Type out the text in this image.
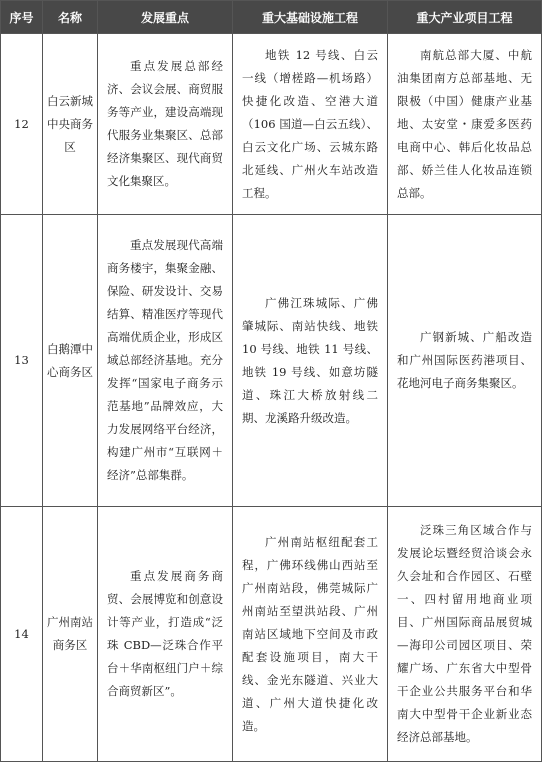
序号	名称	发展重点	重大基础设施工程	重大产业项目工程
12	白云新城中央商务区	重点发展总部经济、会议会展、商贸服务等产业，建设高端现代服务业集聚区、总部经济集聚区、现代商贸文化集聚区。	地铁 12 号线、白云一线（增槎路—机场路）快捷化改造、空港大道（106 国道—白云五线）、白云文化广场、云城东路北延线、广州火车站改造工程。	南航总部大厦、中航油集团南方总部基地、无限极（中国）健康产业基地、太安堂・康爱多医药电商中心、韩后化妆品总部、娇兰佳人化妆品连锁总部。

13	白鹅潭中心商务区	重点发展现代高端商务楼宇，集聚金融、保险、研发设计、交易结算、精准医疗等现代高端优质企业，形成区域总部经济基地。充分发挥“国家电子商务示范基地”品牌效应，大力发展网络平台经济，构建广州市“互联网＋经济”总部集群。	广佛江珠城际、广佛肇城际、南站快线、地铁 10 号线、地铁 11 号线、地铁 19 号线、如意坊隧道、珠江大桥放射线二期、龙溪路升级改造。	广钢新城、广船改造和广州国际医药港项目、花地河电子商务集聚区。

14	广州南站商务区	重点发展商务商贸、会展博览和创意设计等产业，打造成“泛珠 CBD—泛珠合作平台＋华南枢纽门户＋综合商贸新区”。	广州南站枢纽配套工程，广佛环线佛山西站至广州南站段，佛莞城际广州南站至望洪站段、广州南站区域地下空间及市政配套设施项目，南大干线、金光东隧道、兴业大道、广州大道快捷化改造。	泛珠三角区域合作与发展论坛暨经贸洽谈会永久会址和合作园区、石壁一、四村留用地商业项目、广州国际商品展贸城—海印公司园区项目、荣耀广场、广东省大中型骨干企业公共服务平台和华南大中型骨干企业新业态经济总部基地。
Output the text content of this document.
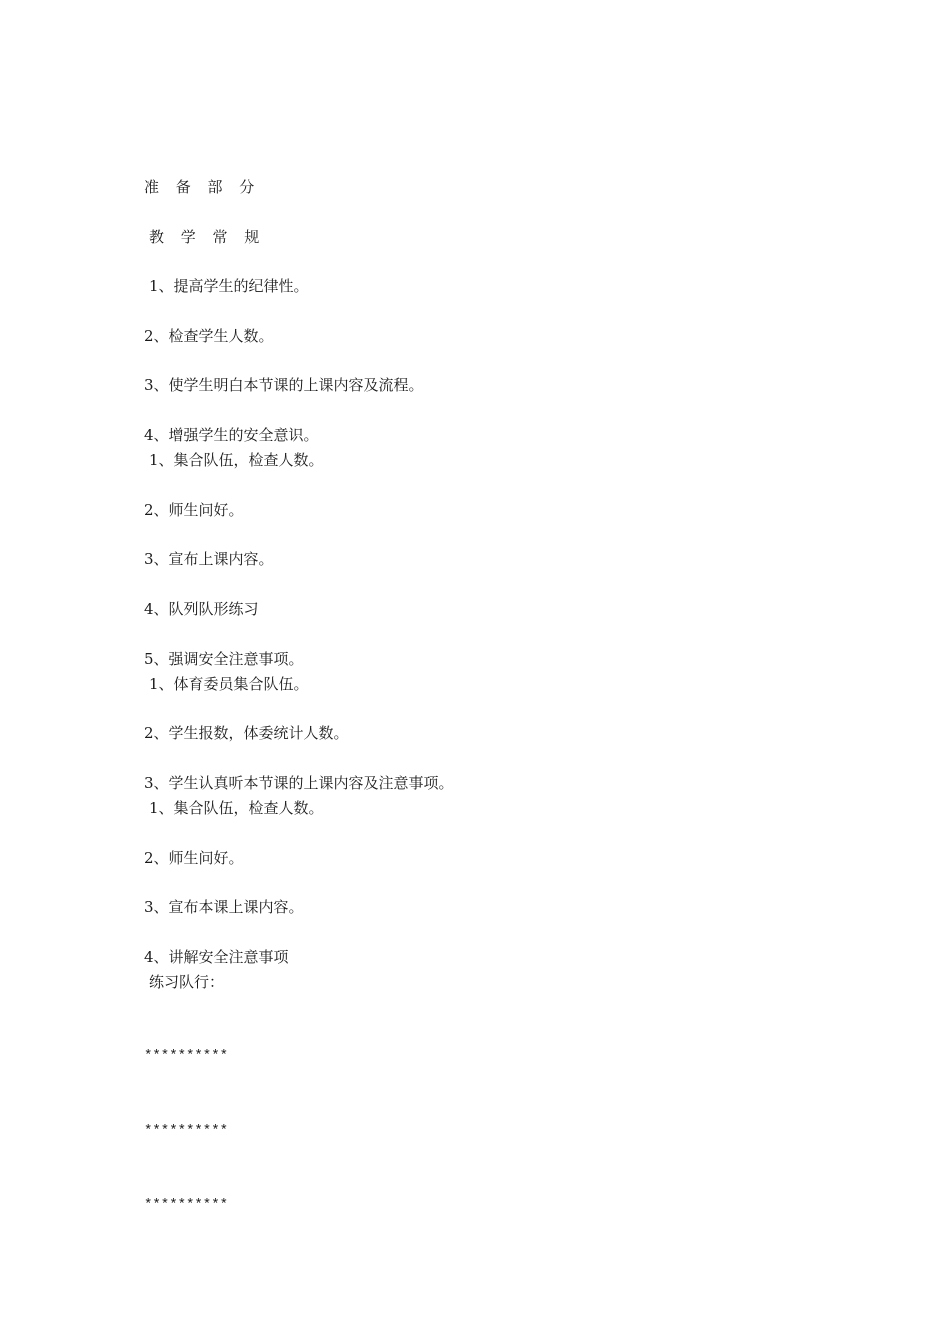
准 备 部 分
教 学 常 规
1、提高学生的纪律性。
2、检查学生人数。
3、使学生明白本节课的上课内容及流程。
4、增强学生的安全意识。
1、集合队伍，检查人数。
2、师生问好。
3、宣布上课内容。
4、队列队形练习
5、强调安全注意事项。
1、体育委员集合队伍。
2、学生报数，体委统计人数。
3、学生认真听本节课的上课内容及注意事项。
1、集合队伍，检查人数。
2、师生问好。
3、宣布本课上课内容。
4、讲解安全注意事项
练习队行：
**********
**********
**********
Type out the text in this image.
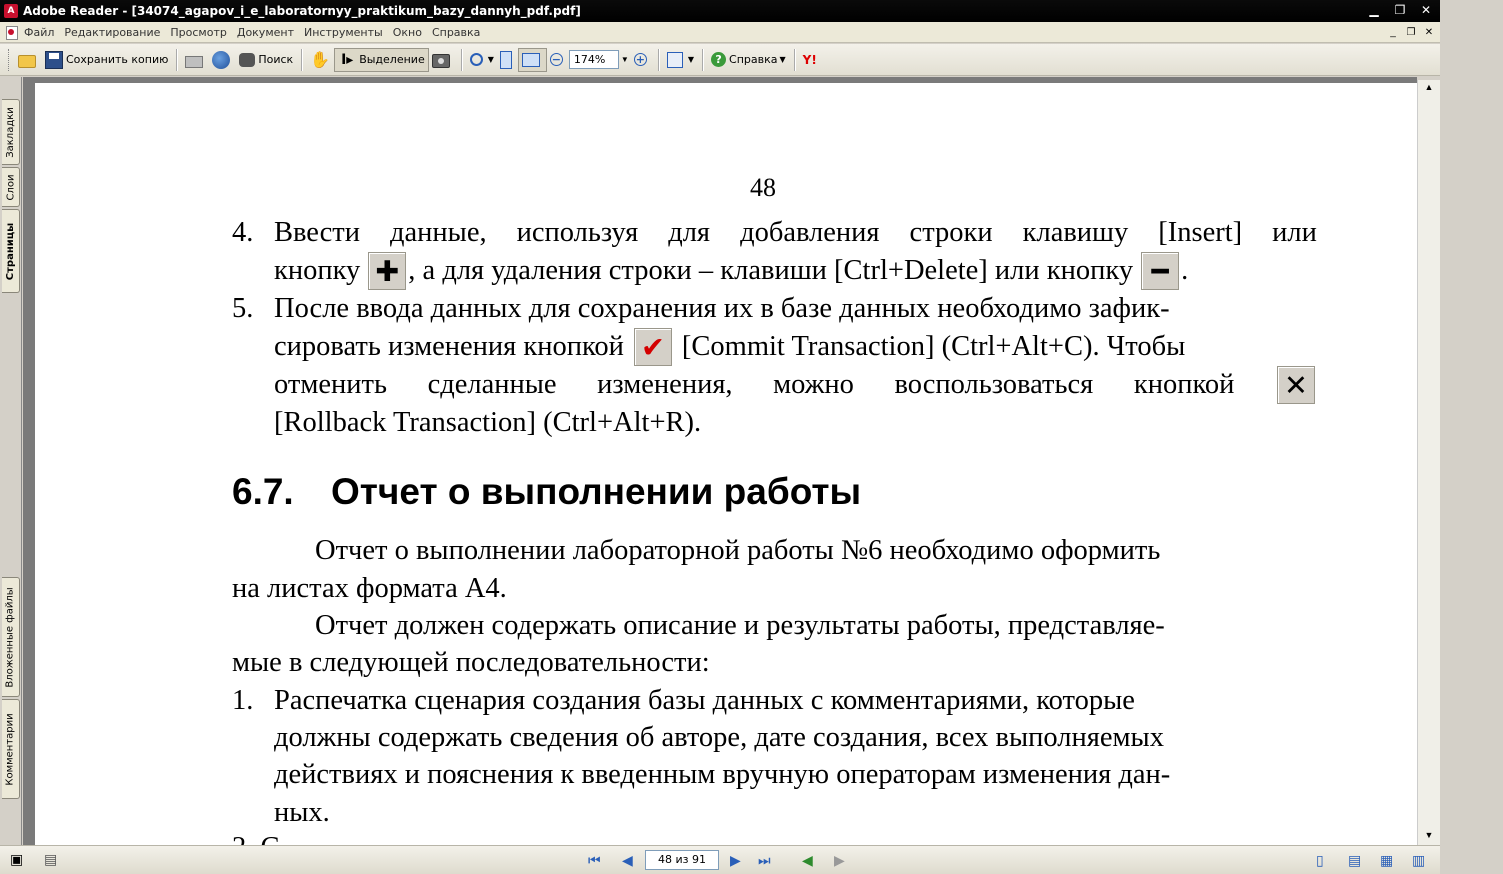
A Adobe Reader - [34074_agapov_i_e_laboratornyy_praktikum_bazy_dannyh_pdf.pdf]	▁	❐	✕
Файл Редактирование Просмотр Документ Инструменты Окно Справка	_	❐ ✕
Сохранить копию	Поиск ✋ I▸ Выделение	▼	−	174%	▼ +	▼	? Справка ▼ Y!
Закладки
Слои
Страницы
Вложенные файлы
Комментарии
48
4. Ввести данные, используя для добавления строки клавишу [Insert] или
кнопку ✚ , а для удаления строки – клавиши [Ctrl+Delete] или кнопку ━ .
5. После ввода данных для сохранения их в базе данных необходимо зафик-
сировать изменения кнопкой ✔ [Commit Transaction] (Ctrl+Alt+C). Чтобы
отменить сделанные изменения, можно воспользоваться кнопкой ✕
[Rollback Transaction] (Ctrl+Alt+R).
6.7. Отчет о выполнении работы
Отчет о выполнении лабораторной работы №6 необходимо оформить
на листах формата А4.
Отчет должен содержать описание и результаты работы, представляе-
мые в следующей последовательности:
1. Распечатка сценария создания базы данных с комментариями, которые
должны содержать сведения об авторе, дате создания, всех выполняемых
действиях и пояснения к введенным вручную операторам изменения дан-
ных.
▲
▼
▣ ▤	⏮ ◀	48 из 91	▶ ⏭ ◀ ▶	▯ ▤ ▦ ▥
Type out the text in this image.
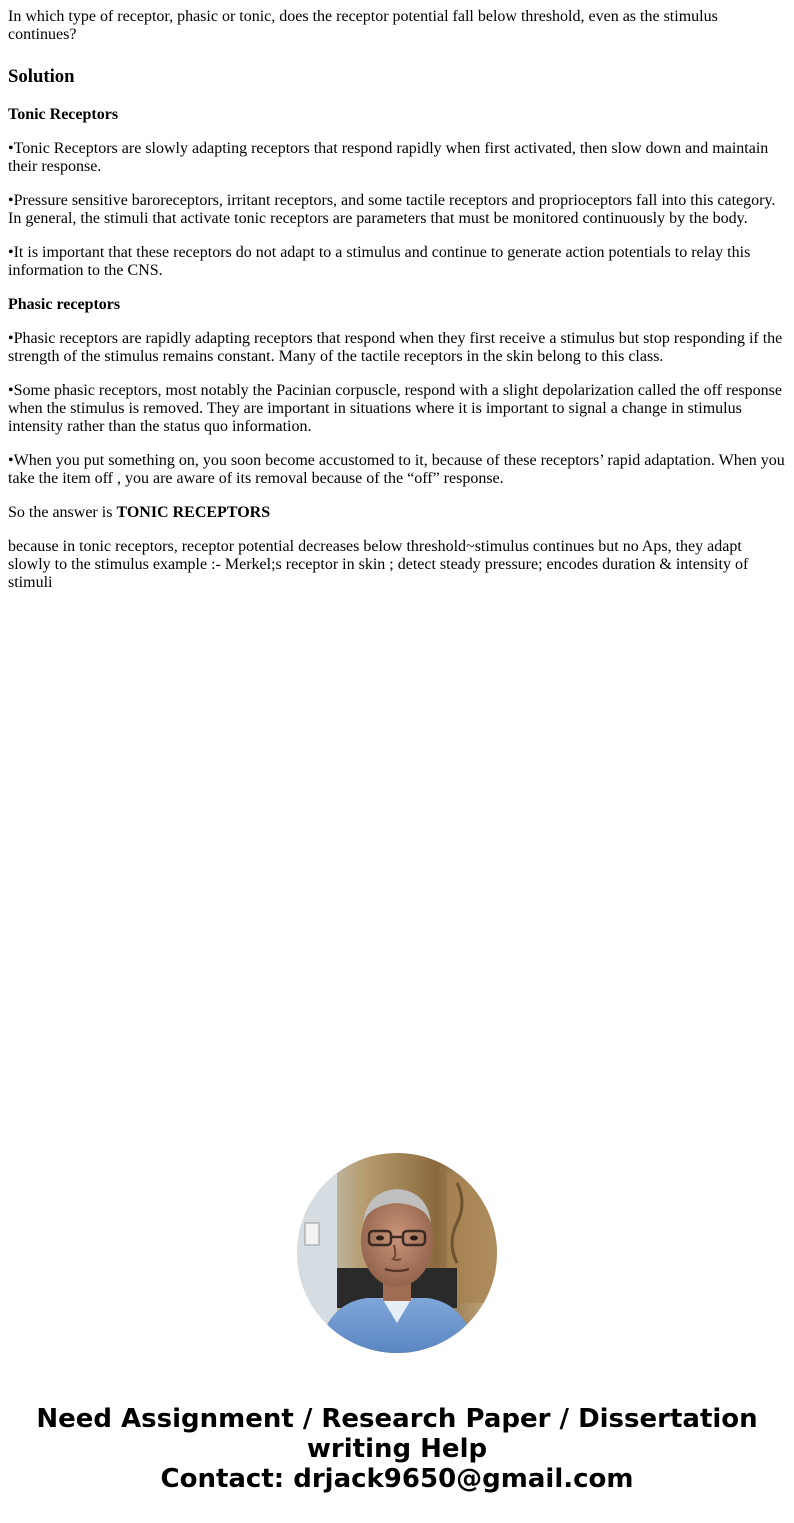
In which type of receptor, phasic or tonic, does the receptor potential fall below threshold, even as the stimulus continues?

Solution

Tonic Receptors

•Tonic Receptors are slowly adapting receptors that respond rapidly when first activated, then slow down and maintain their response.

•Pressure sensitive baroreceptors, irritant receptors, and some tactile receptors and proprioceptors fall into this category. In general, the stimuli that activate tonic receptors are parameters that must be monitored continuously by the body.

•It is important that these receptors do not adapt to a stimulus and continue to generate action potentials to relay this information to the CNS.

Phasic receptors

•Phasic receptors are rapidly adapting receptors that respond when they first receive a stimulus but stop responding if the strength of the stimulus remains constant. Many of the tactile receptors in the skin belong to this class.

•Some phasic receptors, most notably the Pacinian corpuscle, respond with a slight depolarization called the off response when the stimulus is removed. They are important in situations where it is important to signal a change in stimulus intensity rather than the status quo information.

•When you put something on, you soon become accustomed to it, because of these receptors’ rapid adaptation. When you take the item off , you are aware of its removal because of the “off” response.

So the answer is TONIC RECEPTORS

because in tonic receptors, receptor potential decreases below threshold~stimulus continues but no Aps, they adapt slowly to the stimulus example :- Merkel;s receptor in skin ; detect steady pressure; encodes duration & intensity of stimuli

Need Assignment / Research Paper / Dissertation
writing Help
Contact: drjack9650@gmail.com
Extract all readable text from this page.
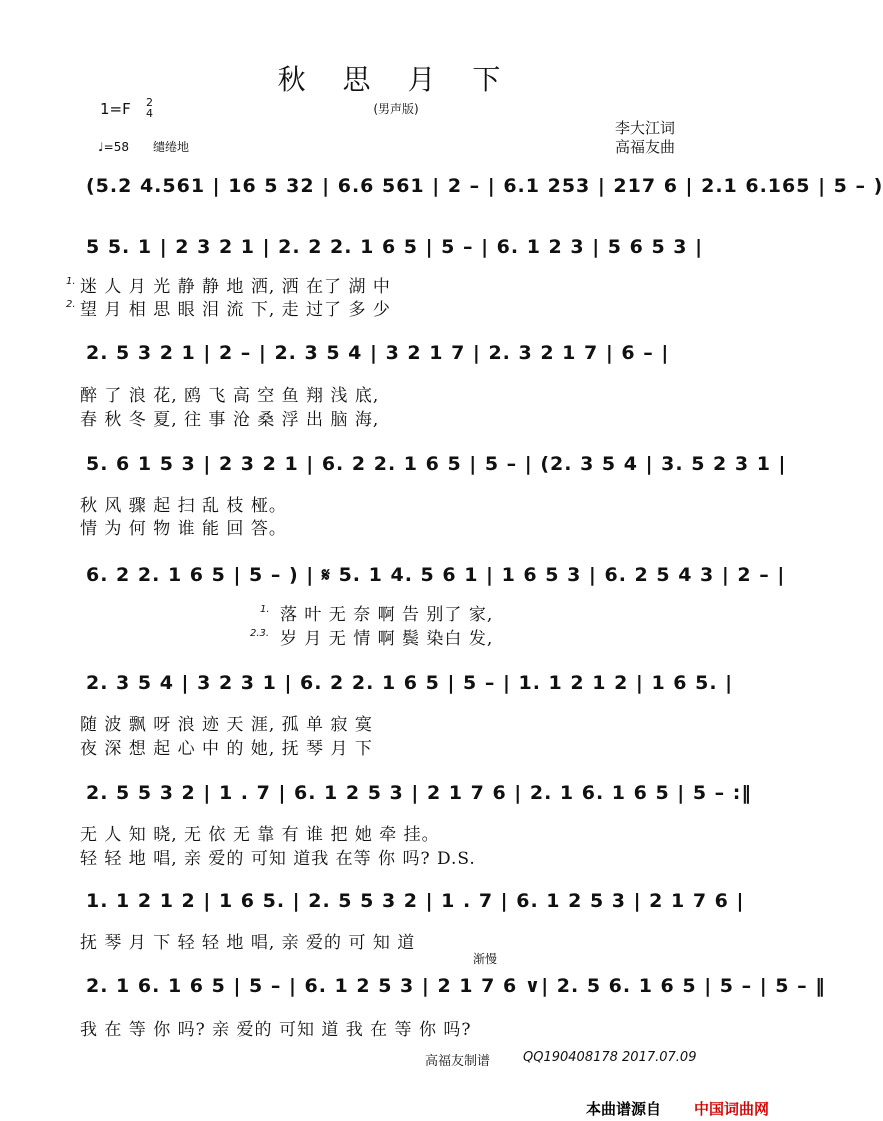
秋 思 月 下
(男声版)
1=F 2
4
♩=58　　缱绻地
李大江词
高福友曲
(5.2 4.561 | 16 5 32 | 6.6 561 | 2 – | 6.1 253 | 217 6 | 2.1 6.165 | 5 – )
5 5. 1 | 2 3 2 1 | 2. 2 2. 1 6 5 | 5 – | 6. 1 2 3 | 5 6 5 3 |
1. 迷 人 月 光 静 静 地 洒, 洒 在了 湖 中
2. 望 月 相 思 眼 泪 流 下, 走 过了 多 少
2. 5 3 2 1 | 2 – | 2. 3 5 4 | 3 2 1 7 | 2. 3 2 1 7 | 6 – |
醉 了 浪 花, 鸥 飞 高 空 鱼 翔 浅 底,
春 秋 冬 夏, 往 事 沧 桑 浮 出 脑 海,
5. 6 1 5 3 | 2 3 2 1 | 6. 2 2. 1 6 5 | 5 – | (2. 3 5 4 | 3. 5 2 3 1 |
秋 风 骤 起 扫 乱 枝 桠。
情 为 何 物 谁 能 回 答。
6. 2 2. 1 6 5 | 5 – ) | 𝄋 5. 1 4. 5 6 1 | 1 6 5 3 | 6. 2 5 4 3 | 2 – |
1. 落 叶 无 奈 啊 告 别了 家,
2.3. 岁 月 无 情 啊 鬓 染白 发,
2. 3 5 4 | 3 2 3 1 | 6. 2 2. 1 6 5 | 5 – | 1. 1 2 1 2 | 1 6 5. |
随 波 飘 呀 浪 迹 天 涯, 孤 单 寂 寞
夜 深 想 起 心 中 的 她, 抚 琴 月 下
2. 5 5 3 2 | 1 . 7 | 6. 1 2 5 3 | 2 1 7 6 | 2. 1 6. 1 6 5 | 5 – :‖
无 人 知 晓, 无 依 无 靠 有 谁 把 她 牵 挂。
轻 轻 地 唱, 亲 爱的 可知 道我 在等 你 吗? D.S.
1. 1 2 1 2 | 1 6 5. | 2. 5 5 3 2 | 1 . 7 | 6. 1 2 5 3 | 2 1 7 6 |
抚 琴 月 下 轻 轻 地 唱, 亲 爱的 可 知 道
渐慢
2. 1 6. 1 6 5 | 5 – | 6. 1 2 5 3 | 2 1 7 6 ∨| 2. 5 6. 1 6 5 | 5 – | 5 – ‖
我 在 等 你 吗? 亲 爱的 可知 道 我 在 等 你 吗?
高福友制谱	QQ190408178 2017.07.09
本曲谱源自 中国词曲网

■ Stated goal
State the count of lines above containing the string "these", and add nothing to it.

■ Complete answer
2